Please list all lines of the material below in which the string "Index" occurs.

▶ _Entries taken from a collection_
***

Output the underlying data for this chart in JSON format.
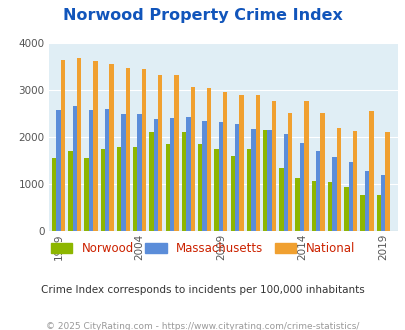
{
  "title": "Norwood Property Crime Index",
  "years": [
    1999,
    2000,
    2001,
    2002,
    2003,
    2004,
    2005,
    2006,
    2007,
    2008,
    2009,
    2010,
    2011,
    2012,
    2013,
    2014,
    2015,
    2016,
    2017,
    2018,
    2019
  ],
  "norwood": [
    1550,
    1700,
    1550,
    1750,
    1780,
    1780,
    2100,
    1860,
    2100,
    1860,
    1750,
    1600,
    1750,
    2150,
    1340,
    1130,
    1060,
    1050,
    940,
    760,
    770
  ],
  "massachusetts": [
    2570,
    2650,
    2570,
    2590,
    2480,
    2490,
    2390,
    2410,
    2430,
    2330,
    2310,
    2280,
    2160,
    2140,
    2060,
    1870,
    1700,
    1570,
    1470,
    1270,
    1200
  ],
  "national": [
    3630,
    3670,
    3620,
    3560,
    3460,
    3440,
    3320,
    3320,
    3070,
    3040,
    2960,
    2900,
    2890,
    2760,
    2500,
    2760,
    2500,
    2200,
    2120,
    2550,
    2100
  ],
  "norwood_color": "#8db600",
  "massachusetts_color": "#5b8dd9",
  "national_color": "#f0a030",
  "plot_bg": "#e0eef5",
  "title_color": "#1155bb",
  "subtitle": "Crime Index corresponds to incidents per 100,000 inhabitants",
  "footer": "© 2025 CityRating.com - https://www.cityrating.com/crime-statistics/",
  "ylim": [
    0,
    4000
  ],
  "yticks": [
    0,
    1000,
    2000,
    3000,
    4000
  ],
  "xtick_years": [
    1999,
    2004,
    2009,
    2014,
    2019
  ],
  "bar_width": 0.27,
  "legend_labels": [
    "Norwood",
    "Massachusetts",
    "National"
  ],
  "legend_label_color": "#cc2200",
  "subtitle_color": "#333333",
  "footer_color": "#999999",
  "grid_color": "#ffffff"
}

***

▶ _EXPECTED OUTPUT_
  "title": "Norwood Property Crime Index",
  "subtitle": "Crime Index corresponds to incidents per 100,000 inhabitants",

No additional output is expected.